*Task goal*. Retype the data below without altering anything.

[Collected data entries]
>> BEGIN
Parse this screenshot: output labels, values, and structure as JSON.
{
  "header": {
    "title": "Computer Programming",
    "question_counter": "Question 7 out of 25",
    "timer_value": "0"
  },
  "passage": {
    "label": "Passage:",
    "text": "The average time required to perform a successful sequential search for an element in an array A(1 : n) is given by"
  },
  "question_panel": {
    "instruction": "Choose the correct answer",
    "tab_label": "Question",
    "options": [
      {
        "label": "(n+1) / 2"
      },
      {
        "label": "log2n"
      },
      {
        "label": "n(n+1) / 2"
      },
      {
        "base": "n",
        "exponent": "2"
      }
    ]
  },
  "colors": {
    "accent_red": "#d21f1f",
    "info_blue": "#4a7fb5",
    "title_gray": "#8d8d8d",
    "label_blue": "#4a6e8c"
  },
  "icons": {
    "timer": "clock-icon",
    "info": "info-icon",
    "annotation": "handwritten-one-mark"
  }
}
>> END
*Expected output*.
Parse this screenshot: output labels, values, and structure as JSON.
{
  "header": {
    "title": "Computer Programming",
    "question_counter": "Question 7 out of 25",
    "timer_value": "0"
  },
  "passage": {
    "label": "Passage:",
    "text": "The average time required to perform a successful sequential search for an element in an array A(1 : n) is given by"
  },
  "question_panel": {
    "instruction": "Choose the correct answer",
    "tab_label": "Question",
    "options": [
      {
        "label": "(n+1) / 2"
      },
      {
        "label": "log2n"
      },
      {
        "label": "n(n+1) / 2"
      },
      {
        "base": "n",
        "exponent": "2"
      }
    ]
  },
  "colors": {
    "accent_red": "#d21f1f",
    "info_blue": "#4a7fb5",
    "title_gray": "#8d8d8d",
    "label_blue": "#4a6e8c"
  },
  "icons": {
    "timer": "clock-icon",
    "info": "info-icon",
    "annotation": "handwritten-one-mark"
  }
}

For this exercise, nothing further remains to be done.